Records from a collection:
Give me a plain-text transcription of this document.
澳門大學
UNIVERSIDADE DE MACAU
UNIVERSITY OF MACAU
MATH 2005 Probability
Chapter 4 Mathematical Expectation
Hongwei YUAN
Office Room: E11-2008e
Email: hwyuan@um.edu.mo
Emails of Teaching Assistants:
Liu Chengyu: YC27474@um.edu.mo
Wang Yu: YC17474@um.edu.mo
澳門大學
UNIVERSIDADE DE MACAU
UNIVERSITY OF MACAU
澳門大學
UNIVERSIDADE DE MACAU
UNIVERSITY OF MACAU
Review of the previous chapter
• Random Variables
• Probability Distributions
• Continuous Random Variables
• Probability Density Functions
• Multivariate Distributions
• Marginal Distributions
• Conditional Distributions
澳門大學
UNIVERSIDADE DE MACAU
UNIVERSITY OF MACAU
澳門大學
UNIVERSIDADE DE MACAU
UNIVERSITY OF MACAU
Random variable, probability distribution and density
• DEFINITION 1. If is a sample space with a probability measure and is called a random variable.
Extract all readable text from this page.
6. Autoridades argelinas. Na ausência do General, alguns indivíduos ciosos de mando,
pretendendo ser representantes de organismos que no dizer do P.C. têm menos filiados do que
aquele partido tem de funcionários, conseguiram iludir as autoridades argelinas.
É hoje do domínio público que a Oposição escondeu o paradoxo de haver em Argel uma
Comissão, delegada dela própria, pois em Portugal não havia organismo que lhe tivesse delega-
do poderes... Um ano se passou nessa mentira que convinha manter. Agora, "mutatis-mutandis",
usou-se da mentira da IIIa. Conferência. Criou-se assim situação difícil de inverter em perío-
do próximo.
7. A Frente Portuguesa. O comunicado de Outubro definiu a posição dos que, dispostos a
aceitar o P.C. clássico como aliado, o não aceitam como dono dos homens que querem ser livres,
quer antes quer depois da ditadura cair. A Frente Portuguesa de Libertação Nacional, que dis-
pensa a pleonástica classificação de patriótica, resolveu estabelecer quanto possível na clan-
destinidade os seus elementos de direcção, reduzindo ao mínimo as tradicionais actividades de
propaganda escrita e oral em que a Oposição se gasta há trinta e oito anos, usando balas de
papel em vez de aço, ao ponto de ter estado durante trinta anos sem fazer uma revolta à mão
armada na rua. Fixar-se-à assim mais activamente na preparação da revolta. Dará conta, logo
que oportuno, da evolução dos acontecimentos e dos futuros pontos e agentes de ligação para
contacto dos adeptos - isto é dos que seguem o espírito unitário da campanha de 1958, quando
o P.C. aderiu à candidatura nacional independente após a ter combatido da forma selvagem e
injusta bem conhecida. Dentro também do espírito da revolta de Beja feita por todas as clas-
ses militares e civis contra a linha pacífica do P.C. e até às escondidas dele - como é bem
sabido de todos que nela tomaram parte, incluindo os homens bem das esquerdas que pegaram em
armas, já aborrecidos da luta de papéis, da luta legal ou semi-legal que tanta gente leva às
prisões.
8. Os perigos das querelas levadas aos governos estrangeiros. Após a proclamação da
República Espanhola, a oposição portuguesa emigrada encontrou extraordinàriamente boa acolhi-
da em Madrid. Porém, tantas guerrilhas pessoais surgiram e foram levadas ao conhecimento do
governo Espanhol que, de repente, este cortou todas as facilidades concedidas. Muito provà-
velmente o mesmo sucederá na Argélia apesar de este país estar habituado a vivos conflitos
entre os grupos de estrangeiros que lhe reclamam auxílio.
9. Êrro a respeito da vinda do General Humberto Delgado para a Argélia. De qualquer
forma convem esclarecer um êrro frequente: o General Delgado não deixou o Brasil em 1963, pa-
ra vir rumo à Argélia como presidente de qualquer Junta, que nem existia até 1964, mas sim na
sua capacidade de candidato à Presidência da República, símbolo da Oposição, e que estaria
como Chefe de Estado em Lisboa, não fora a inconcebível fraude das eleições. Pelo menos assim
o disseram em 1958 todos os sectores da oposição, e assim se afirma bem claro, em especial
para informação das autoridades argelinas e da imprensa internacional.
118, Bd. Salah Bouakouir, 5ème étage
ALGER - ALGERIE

▶ _Given exercise_: Repeat the material in full, exactly as it stands.

▶ _Exercise answer_:
Give me a plain-text transcription of this document.
澳門大學
UNIVERSIDADE DE MACAU
UNIVERSITY OF MACAU
MATH 2005 Probability
Chapter 4 Mathematical Expectation
Hongwei YUAN
Office Room: E11-2008e
Email: hwyuan@um.edu.mo
Emails of Teaching Assistants:
Liu Chengyu: YC27474@um.edu.mo
Wang Yu: YC17474@um.edu.mo
澳門大學
UNIVERSIDADE DE MACAU
UNIVERSITY OF MACAU
澳門大學
UNIVERSIDADE DE MACAU
UNIVERSITY OF MACAU
Review of the previous chapter
• Random Variables
• Probability Distributions
• Continuous Random Variables
• Probability Density Functions
• Multivariate Distributions
• Marginal Distributions
• Conditional Distributions
澳門大學
UNIVERSIDADE DE MACAU
UNIVERSITY OF MACAU
澳門大學
UNIVERSIDADE DE MACAU
UNIVERSITY OF MACAU
Random variable, probability distribution and density
• DEFINITION 1. If is a sample space with a probability measure and is called a random variable.
Extract all readable text from this page.
6. Autoridades argelinas. Na ausência do General, alguns indivíduos ciosos de mando,
pretendendo ser representantes de organismos que no dizer do P.C. têm menos filiados do que
aquele partido tem de funcionários, conseguiram iludir as autoridades argelinas.
É hoje do domínio público que a Oposição escondeu o paradoxo de haver em Argel uma
Comissão, delegada dela própria, pois em Portugal não havia organismo que lhe tivesse delega-
do poderes... Um ano se passou nessa mentira que convinha manter. Agora, "mutatis-mutandis",
usou-se da mentira da IIIa. Conferência. Criou-se assim situação difícil de inverter em perío-
do próximo.
7. A Frente Portuguesa. O comunicado de Outubro definiu a posição dos que, dispostos a
aceitar o P.C. clássico como aliado, o não aceitam como dono dos homens que querem ser livres,
quer antes quer depois da ditadura cair. A Frente Portuguesa de Libertação Nacional, que dis-
pensa a pleonástica classificação de patriótica, resolveu estabelecer quanto possível na clan-
destinidade os seus elementos de direcção, reduzindo ao mínimo as tradicionais actividades de
propaganda escrita e oral em que a Oposição se gasta há trinta e oito anos, usando balas de
papel em vez de aço, ao ponto de ter estado durante trinta anos sem fazer uma revolta à mão
armada na rua. Fixar-se-à assim mais activamente na preparação da revolta. Dará conta, logo
que oportuno, da evolução dos acontecimentos e dos futuros pontos e agentes de ligação para
contacto dos adeptos - isto é dos que seguem o espírito unitário da campanha de 1958, quando
o P.C. aderiu à candidatura nacional independente após a ter combatido da forma selvagem e
injusta bem conhecida. Dentro também do espírito da revolta de Beja feita por todas as clas-
ses militares e civis contra a linha pacífica do P.C. e até às escondidas dele - como é bem
sabido de todos que nela tomaram parte, incluindo os homens bem das esquerdas que pegaram em
armas, já aborrecidos da luta de papéis, da luta legal ou semi-legal que tanta gente leva às
prisões.
8. Os perigos das querelas levadas aos governos estrangeiros. Após a proclamação da
República Espanhola, a oposição portuguesa emigrada encontrou extraordinàriamente boa acolhi-
da em Madrid. Porém, tantas guerrilhas pessoais surgiram e foram levadas ao conhecimento do
governo Espanhol que, de repente, este cortou todas as facilidades concedidas. Muito provà-
velmente o mesmo sucederá na Argélia apesar de este país estar habituado a vivos conflitos
entre os grupos de estrangeiros que lhe reclamam auxílio.
9. Êrro a respeito da vinda do General Humberto Delgado para a Argélia. De qualquer
forma convem esclarecer um êrro frequente: o General Delgado não deixou o Brasil em 1963, pa-
ra vir rumo à Argélia como presidente de qualquer Junta, que nem existia até 1964, mas sim na
sua capacidade de candidato à Presidência da República, símbolo da Oposição, e que estaria
como Chefe de Estado em Lisboa, não fora a inconcebível fraude das eleições. Pelo menos assim
o disseram em 1958 todos os sectores da oposição, e assim se afirma bem claro, em especial
para informação das autoridades argelinas e da imprensa internacional.
118, Bd. Salah Bouakouir, 5ème étage
ALGER - ALGERIE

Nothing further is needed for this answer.